§ **Job**
Render the stretch from the start of the items through the line that contains "more-options-button[interactable] (938, 50, 978, 84)" as a two-column CSV with the columns input and output. Give one row per item, with its text and its answer each in a single quoted field, line breaks replaced by spaces, and pictures omitted.
— START —
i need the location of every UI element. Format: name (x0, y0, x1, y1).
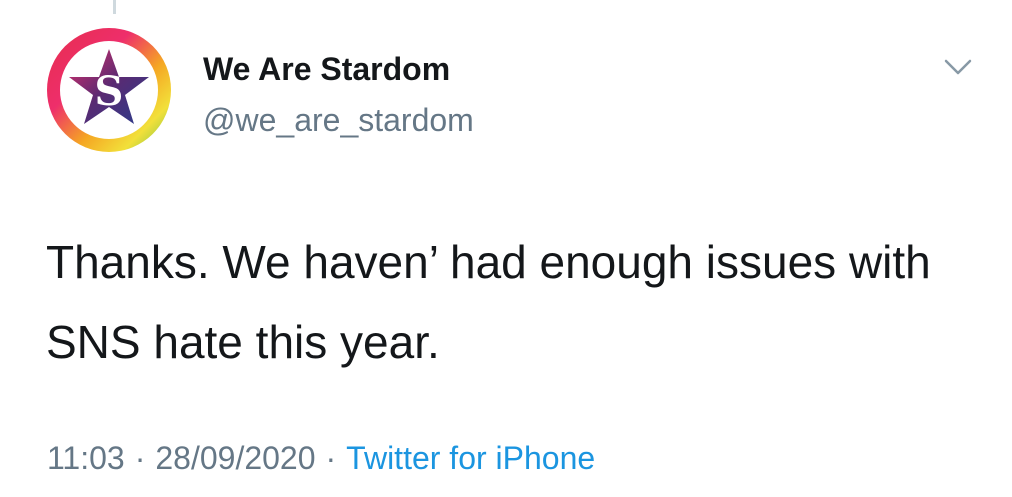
stardom-logo-icon: S (47, 28, 171, 152)
meta-separator: · (134, 440, 146, 476)
tweet-time[interactable]: 11:03 (47, 440, 125, 476)
tweet-date[interactable]: 28/09/2020 (155, 440, 315, 476)
tweet-meta: 11:03 · 28/09/2020 · Twitter for iPhone (47, 436, 595, 480)
svg-text:S: S (95, 68, 124, 115)
tweet-source-link[interactable]: Twitter for iPhone (346, 440, 595, 476)
user-handle[interactable]: @we_are_stardom (203, 100, 474, 140)
thread-connector-line (113, 0, 116, 14)
more-options-button[interactable] (938, 50, 978, 84)
chevron-down-icon (944, 59, 972, 75)
display-name[interactable]: We Are Stardom (203, 49, 450, 89)
tweet-text: Thanks. We haven’ had enough issues with… (46, 236, 931, 368)
avatar[interactable]: S (44, 25, 174, 155)
meta-separator: · (325, 440, 337, 476)
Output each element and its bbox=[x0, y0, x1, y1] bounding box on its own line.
— END —
§ **Answer to this task**
input,output
"i need the location of every UI element. Format: name (x0, y0, x1, y1).","stardom-logo-icon: S (47, 28, 171, 152) meta-separator: · (134, 440, 146, 476) tweet-time[interactable]: 11:03 (47, 440, 125, 476) tweet-date[interactable]: 28/09/2020 (155, 440, 315, 476) tweet-meta: 11:03 · 28/09/2020 · Twitter for iPhone (47, 436, 595, 480) svg-text:S: S (95, 68, 124, 115) tweet-source-link[interactable]: Twitter for iPhone (346, 440, 595, 476) user-handle[interactable]: @we_are_stardom (203, 100, 474, 140) thread-connector-line (113, 0, 116, 14) more-options-button[interactable] (938, 50, 978, 84)"